• Work instructions: Reproduce each of the following entries word for word, in full and in their original order, omitting the pictures.

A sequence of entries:
_ _ _
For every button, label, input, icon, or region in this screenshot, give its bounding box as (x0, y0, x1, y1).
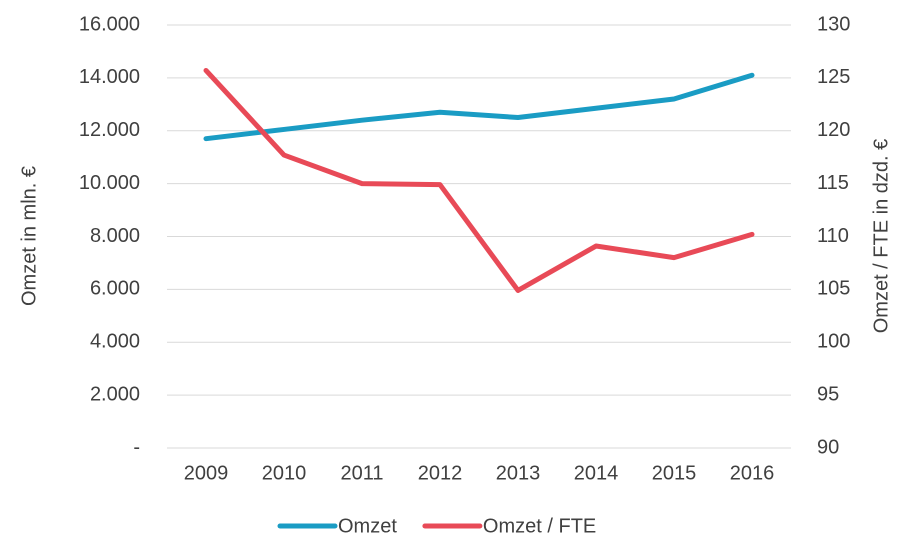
data-line (203, 72, 755, 142)
y-tick-label: 8.000 (90, 225, 140, 247)
x-tick-label: 2013 (496, 462, 541, 484)
x-tick-label: 2016 (730, 462, 775, 484)
y-tick-label: - (133, 436, 140, 458)
x-tick-label: 2009 (184, 462, 229, 484)
y2-tick-label: 130 (817, 13, 850, 35)
y-tick-label: 12.000 (79, 119, 140, 141)
legend-label: Omzet / FTE (483, 515, 596, 537)
y-tick-label: 14.000 (79, 66, 140, 88)
y2-tick-label: 105 (817, 278, 850, 300)
legend-label: Omzet (338, 515, 397, 537)
data-line (203, 67, 755, 293)
y2-tick-label: 110 (817, 225, 849, 247)
y-tick-label: 10.000 (79, 172, 140, 194)
x-tick-label: 2014 (574, 462, 619, 484)
y2-tick-label: 95 (817, 383, 839, 405)
x-tick-label: 2011 (340, 462, 383, 484)
y2-tick-label: 115 (817, 172, 849, 194)
y-tick-label: 6.000 (90, 278, 140, 300)
y2-tick-label: 90 (817, 436, 839, 458)
y-axis-label: Omzet in mln. € (18, 166, 40, 306)
x-tick-label: 2010 (262, 462, 307, 484)
y2-tick-label: 120 (817, 119, 850, 141)
y-tick-label: 2.000 (90, 383, 140, 405)
x-tick-label: 2015 (652, 462, 697, 484)
y2-axis-label: Omzet / FTE in dzd. € (870, 139, 892, 334)
y-tick-label: 4.000 (90, 331, 140, 353)
y2-tick-label: 100 (817, 331, 850, 353)
x-tick-label: 2012 (418, 462, 463, 484)
y2-tick-label: 125 (817, 66, 850, 88)
y-tick-label: 16.000 (79, 13, 140, 35)
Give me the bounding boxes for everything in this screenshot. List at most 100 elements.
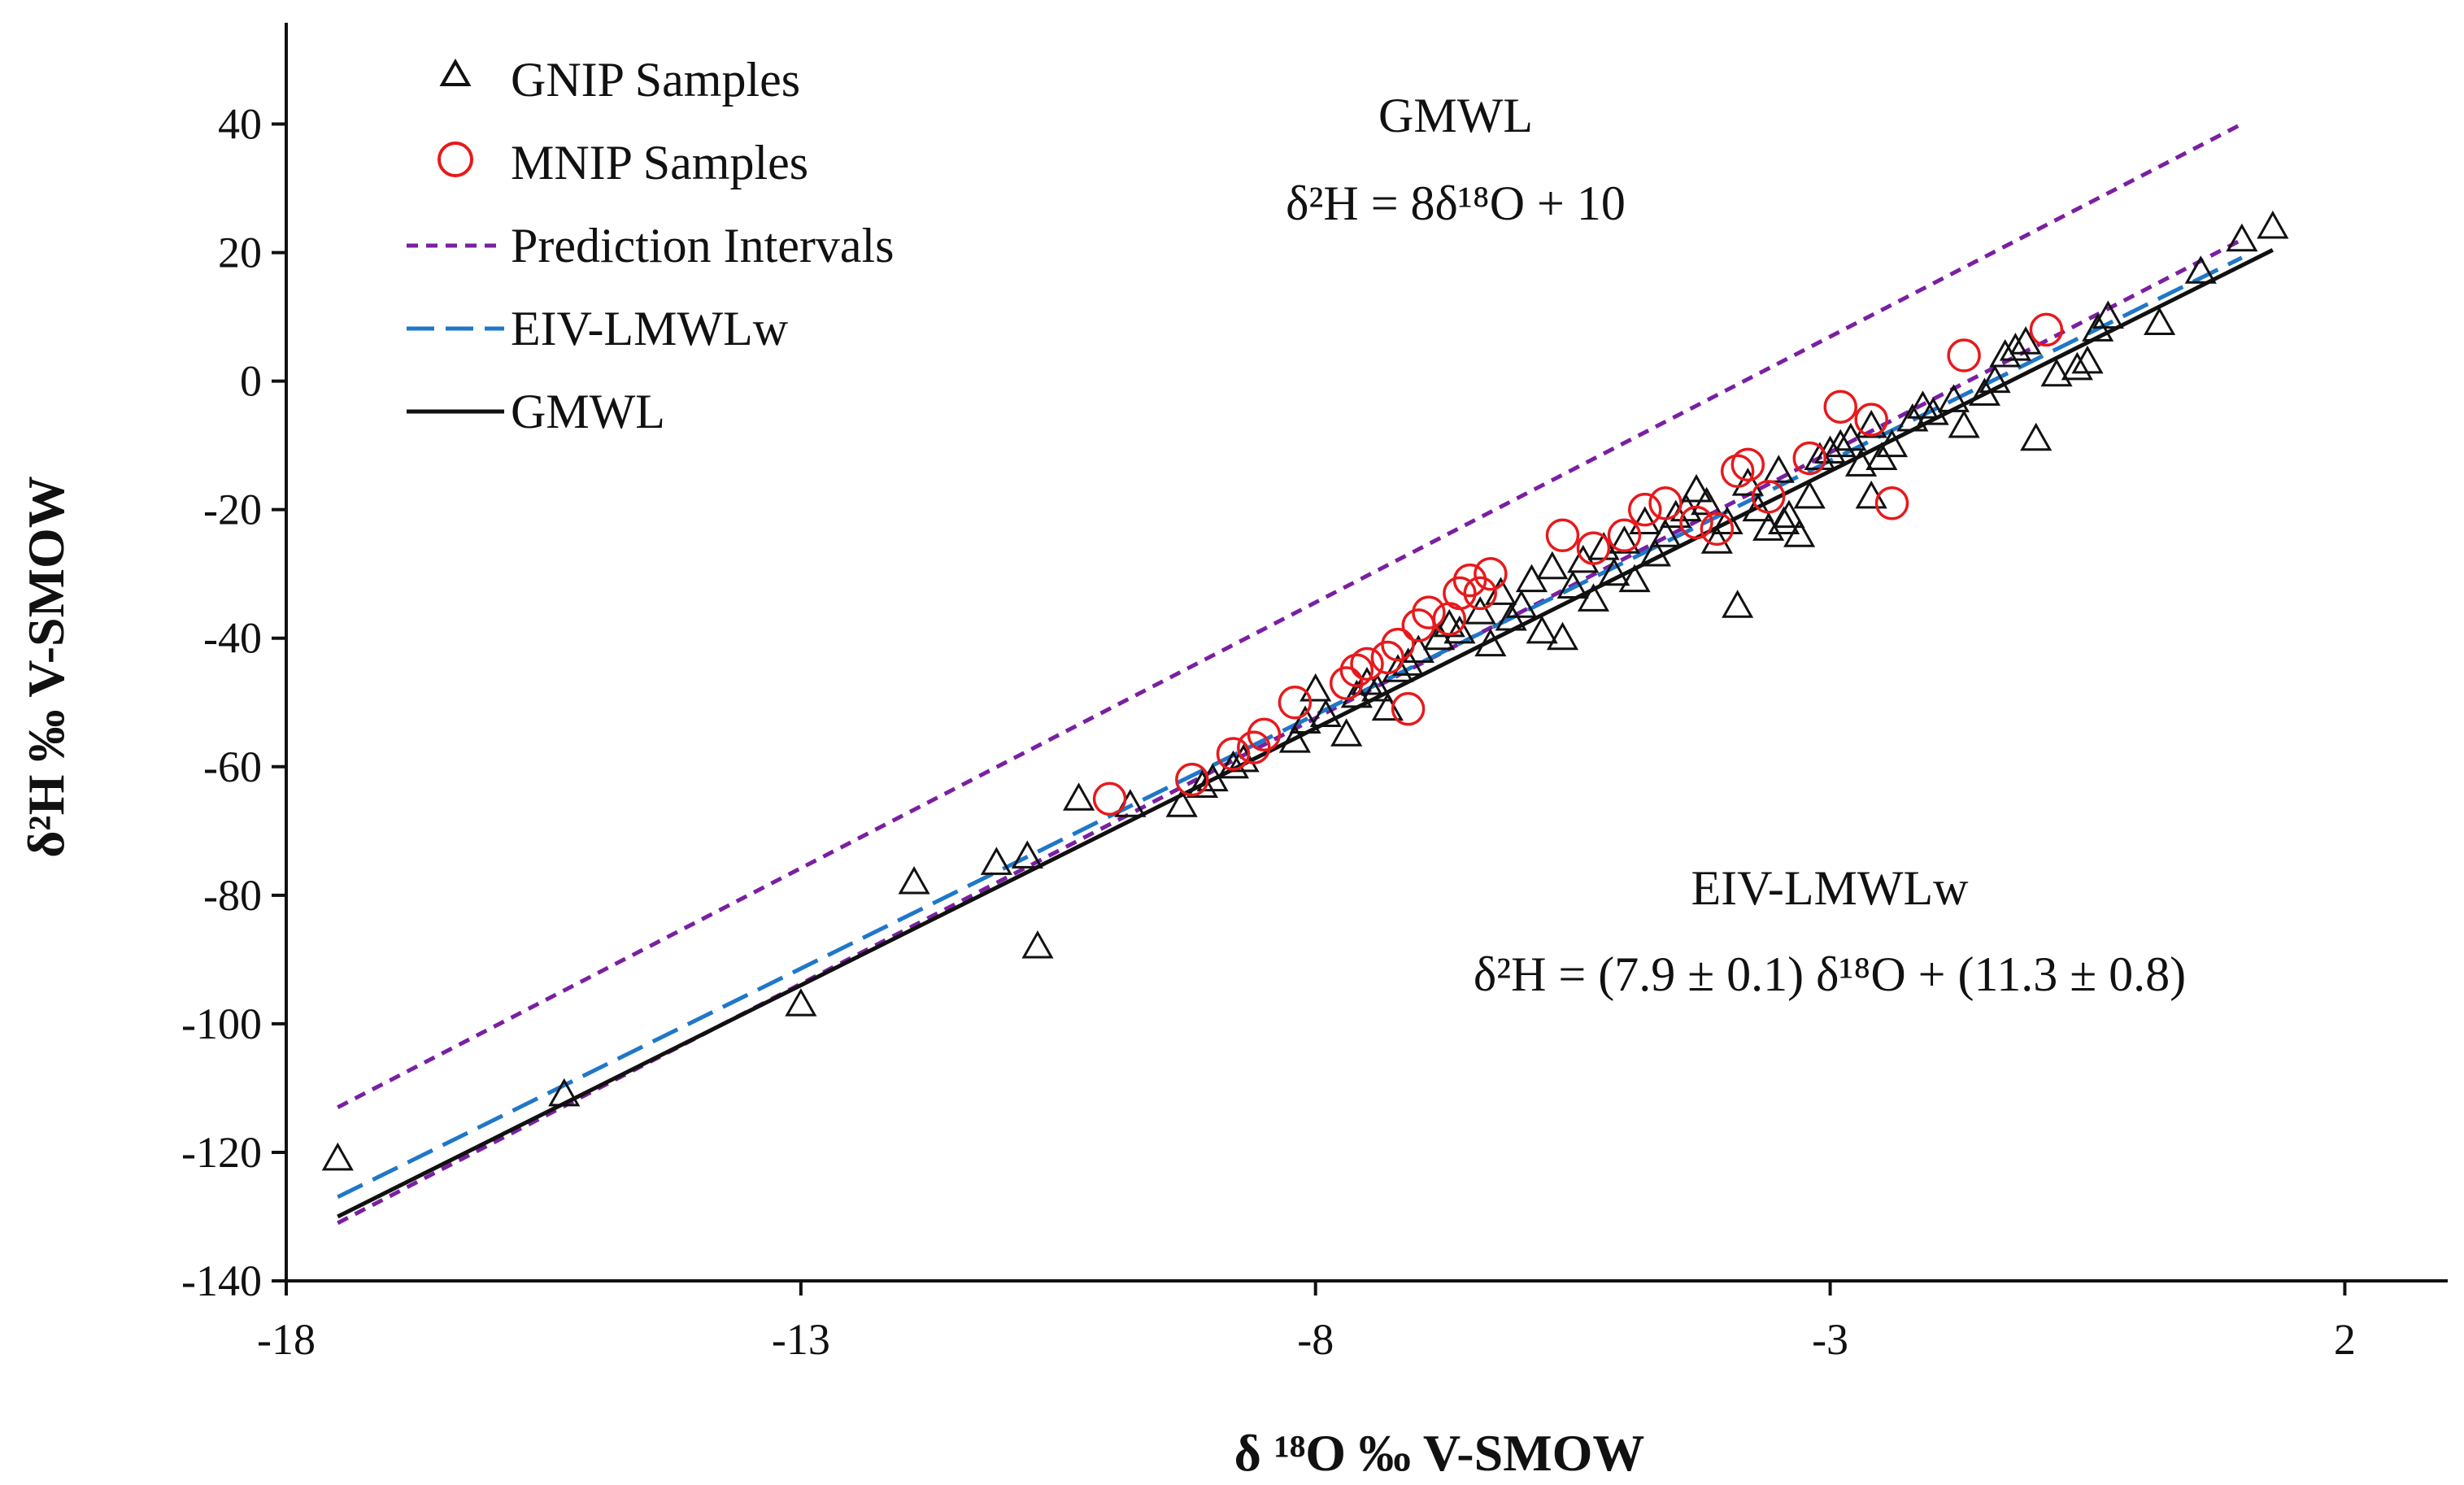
_ _ _
• The reply:
For every button, label, input, icon, or region in this screenshot, give its bounding box as (x0, y0, x1, y1).
data-line (203, 72, 755, 142)
y-tick-label: 8.000 (90, 225, 140, 247)
x-tick-label: 2013 (496, 462, 541, 484)
x-tick-label: 2016 (730, 462, 775, 484)
y-tick-label: - (133, 436, 140, 458)
x-tick-label: 2009 (184, 462, 229, 484)
y2-tick-label: 130 (817, 13, 850, 35)
y-tick-label: 12.000 (79, 119, 140, 141)
legend-label: Omzet / FTE (483, 515, 596, 537)
y-tick-label: 14.000 (79, 66, 140, 88)
y2-tick-label: 105 (817, 278, 850, 300)
legend-label: Omzet (338, 515, 397, 537)
data-line (203, 67, 755, 293)
y2-tick-label: 110 (817, 225, 849, 247)
y-tick-label: 10.000 (79, 172, 140, 194)
x-tick-label: 2014 (574, 462, 619, 484)
y2-tick-label: 95 (817, 383, 839, 405)
x-tick-label: 2011 (340, 462, 383, 484)
y2-tick-label: 115 (817, 172, 849, 194)
y-tick-label: 6.000 (90, 278, 140, 300)
y2-tick-label: 90 (817, 436, 839, 458)
y-axis-label: Omzet in mln. € (18, 166, 40, 306)
x-tick-label: 2010 (262, 462, 307, 484)
y2-tick-label: 120 (817, 119, 850, 141)
y-tick-label: 2.000 (90, 383, 140, 405)
x-tick-label: 2015 (652, 462, 697, 484)
y2-axis-label: Omzet / FTE in dzd. € (870, 139, 892, 334)
y-tick-label: 4.000 (90, 331, 140, 353)
y2-tick-label: 100 (817, 331, 850, 353)
x-tick-label: 2012 (418, 462, 463, 484)
y2-tick-label: 125 (817, 66, 850, 88)
y-tick-label: 16.000 (79, 13, 140, 35)
Give me the bounding boxes for everything in this screenshot. List at most 100 elements.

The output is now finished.